* **EXERCISES**:
1/ Duplicate everything in the discussion thread from "There was so" down to "telling them that).".
2/ In the discussion thread, explain why the writer thinks people will sit through a bad film with good acting more readily than a good film with bad acting.
3/ List every part of a film besides acting that the writer names in the discussion thread.

PAGE start

Mark G, Tuesday, 2 September 2008 09:21 (fifteen years ago) link

Well, there's so much more to a film than acting - there's the script, there's whether the sets/locations are convincing/appealing, there's the editing, the story pace, etc. etc. I kind of understand how these things are *supposed* to work.

But, human beings being what they are, and responding most obviously to human cues, if everything else in a film is good, but the acting is terrible, it's more likely to seem like the whole film is bad. I think people are more willing to sit through a bad film with good acting, because their imaginations can fill out the rest. While good film/bad acting is quite hard to filter out - UNLESS (as in the case of Rude Boy) the actor is not the bit that is the hook of the film - no one watched Rude Boy to watch him act, they watched the film to enter the world of The Clash. And it was fairly effective on that score.

There was so much more wrong with Factory Girl than just Sienna Miller's lack of acting ability. But the film I saw lsat night, oh god, I can't even remember the name of it. It was about Beatrix Potter. It was a really stupid film in a lot of ways - especially the sub-Disney animation bits - but the actors managed to pull it together and make the whole thing seem charming rather than crap.

Um. I know nothing about film, really. It confuses me in general. I'm really floundering in trying to describe it.

Masonic Boom, Tuesday, 2 September 2008 09:21 (fifteen years ago) link

yes, ok, Mark G, you're right.

I now have to disappoint all my customers by telling them that no development got done on their sites yesterday coz it was the somewhat ironically named Labor Day (it is also coz all of Greece goes on holiday at once, but I'm not telling them that).

Grandpont Genie, Tuesday, 2 September 2008 09:21 (fifteen years ago) link

.. I mean, how many 'pitchees' you think "Well, the drags didn't go for it, but they will succeed anyway..."

xpost I am? about what?

PAGE end
DATA start

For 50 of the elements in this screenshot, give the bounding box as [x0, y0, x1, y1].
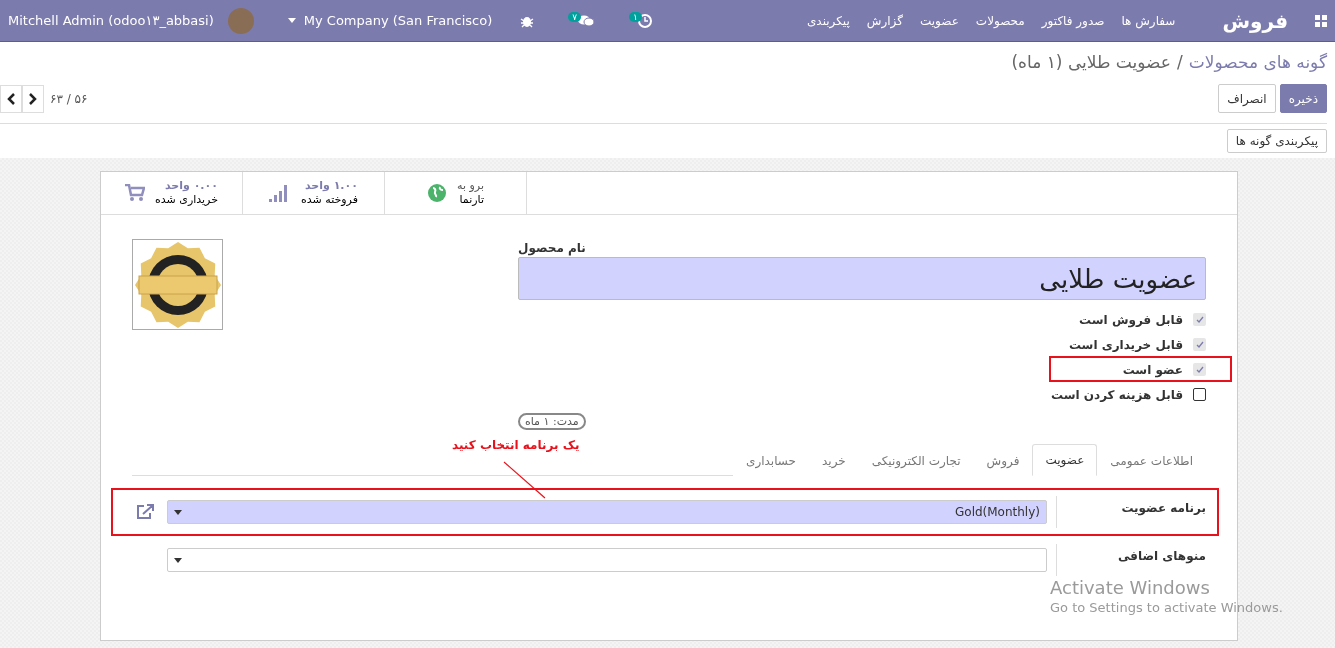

DATA end

* **TASK-BY-TASK OUTPUTS**:
1/
There was so much more wrong with Factory Girl than just Sienna Miller's lack of acting ability. But the film I saw lsat night, oh god, I can't even remember the name of it. It was about Beatrix Potter. It was a really stupid film in a lot of ways - especially the sub-Disney animation bits - but the actors managed to pull it together and make the whole thing seem charming rather than crap.

Um. I know nothing about film, really. It confuses me in general. I'm really floundering in trying to describe it.

Masonic Boom, Tuesday, 2 September 2008 09:21 (fifteen years ago) link

yes, ok, Mark G, you're right.

I now have to disappoint all my customers by telling them that no development got done on their sites yesterday coz it was the somewhat ironically named Labor Day (it is also coz all of Greece goes on holiday at once, but I'm not telling them that).

2/ People respond most obviously to human cues, so terrible acting makes the whole film seem bad even when everything else is good. With good acting, viewers' imaginations can fill out the rest of a bad film.

3/
- the script
- whether the sets/locations are convincing/appealing
- the editing
- the story pace